THE TASK:
Print all of the lines exactly. Any picture among them stays out.

DATA LISTING:
━━━━━━━━━━━━━━━━

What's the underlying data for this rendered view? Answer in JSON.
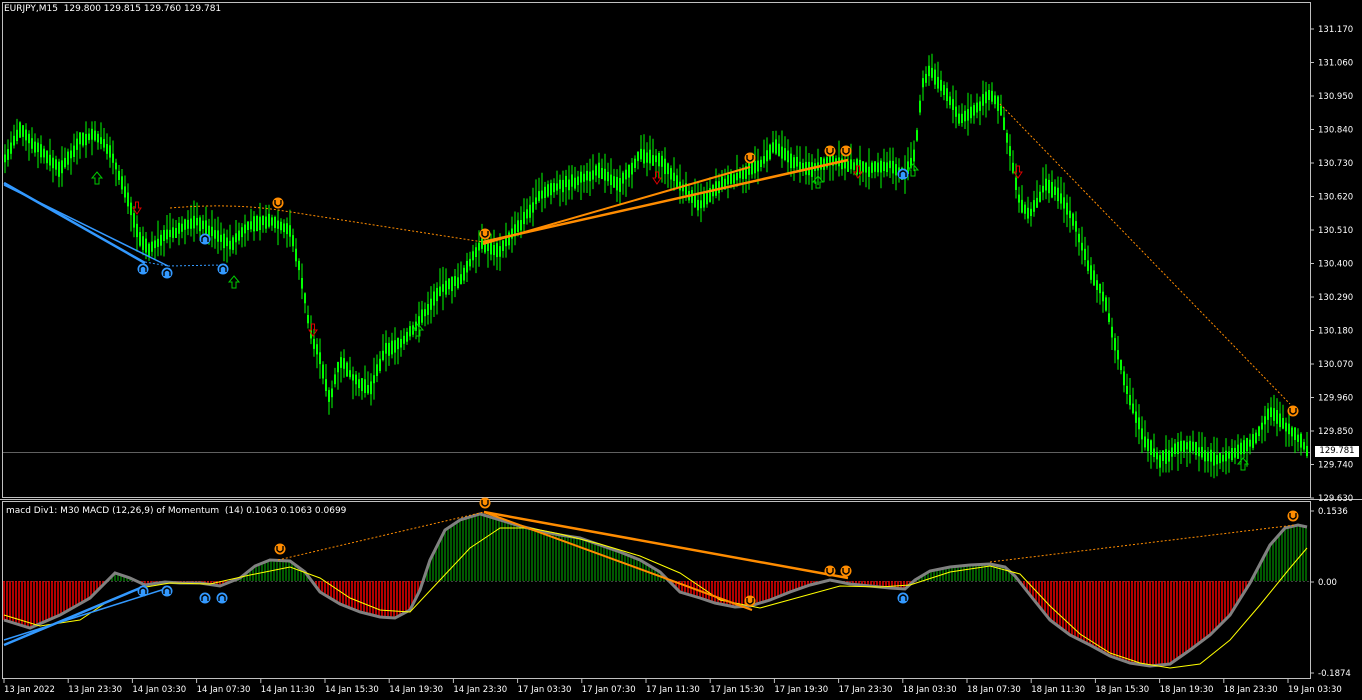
{
  "main_title": "EURJPY,M15  129.800 129.815 129.760 129.781",
  "indicator_title": "macd Div1: M30 MACD (12,26,9) of Momentum  (14) 0.1063 0.1063 0.0699",
  "current_price": "129.781",
  "price_axis": [
    "131.170",
    "131.060",
    "130.950",
    "130.840",
    "130.730",
    "130.620",
    "130.510",
    "130.400",
    "130.290",
    "130.180",
    "130.070",
    "129.960",
    "129.850",
    "129.740",
    "129.630"
  ],
  "indicator_axis": [
    "0.1536",
    "0.00",
    "-0.1874"
  ],
  "time_axis": [
    "13 Jan 2022",
    "13 Jan 23:30",
    "14 Jan 03:30",
    "14 Jan 07:30",
    "14 Jan 11:30",
    "14 Jan 15:30",
    "14 Jan 19:30",
    "14 Jan 23:30",
    "17 Jan 03:30",
    "17 Jan 07:30",
    "17 Jan 11:30",
    "17 Jan 15:30",
    "17 Jan 19:30",
    "17 Jan 23:30",
    "18 Jan 03:30",
    "18 Jan 07:30",
    "18 Jan 11:30",
    "18 Jan 15:30",
    "18 Jan 19:30",
    "18 Jan 23:30",
    "19 Jan 03:30"
  ],
  "colors": {
    "background": "#000000",
    "candle": "#00ff00",
    "hist_pos": "#008000",
    "hist_neg": "#ff0000",
    "macd_line": "#808080",
    "signal_line": "#ffff00",
    "bull_div": "#3399ff",
    "bear_div": "#ff8c00"
  },
  "icons": {
    "bull_marker": "blue-circle-up-icon",
    "bear_marker": "orange-circle-down-icon",
    "buy_arrow": "green-up-arrow-icon",
    "sell_arrow": "red-down-arrow-icon"
  }
}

━━━━━━━━━━━━━━━━

WRITTEN REPLY:
What's the underlying data for this rendered view? Answer in JSON.
{
  "main_title": "EURJPY,M15  129.800 129.815 129.760 129.781",
  "indicator_title": "macd Div1: M30 MACD (12,26,9) of Momentum  (14) 0.1063 0.1063 0.0699",
  "current_price": "129.781",
  "price_axis": [
    "131.170",
    "131.060",
    "130.950",
    "130.840",
    "130.730",
    "130.620",
    "130.510",
    "130.400",
    "130.290",
    "130.180",
    "130.070",
    "129.960",
    "129.850",
    "129.740",
    "129.630"
  ],
  "indicator_axis": [
    "0.1536",
    "0.00",
    "-0.1874"
  ],
  "time_axis": [
    "13 Jan 2022",
    "13 Jan 23:30",
    "14 Jan 03:30",
    "14 Jan 07:30",
    "14 Jan 11:30",
    "14 Jan 15:30",
    "14 Jan 19:30",
    "14 Jan 23:30",
    "17 Jan 03:30",
    "17 Jan 07:30",
    "17 Jan 11:30",
    "17 Jan 15:30",
    "17 Jan 19:30",
    "17 Jan 23:30",
    "18 Jan 03:30",
    "18 Jan 07:30",
    "18 Jan 11:30",
    "18 Jan 15:30",
    "18 Jan 19:30",
    "18 Jan 23:30",
    "19 Jan 03:30"
  ],
  "colors": {
    "background": "#000000",
    "candle": "#00ff00",
    "hist_pos": "#008000",
    "hist_neg": "#ff0000",
    "macd_line": "#808080",
    "signal_line": "#ffff00",
    "bull_div": "#3399ff",
    "bear_div": "#ff8c00"
  },
  "icons": {
    "bull_marker": "blue-circle-up-icon",
    "bear_marker": "orange-circle-down-icon",
    "buy_arrow": "green-up-arrow-icon",
    "sell_arrow": "red-down-arrow-icon"
  }
}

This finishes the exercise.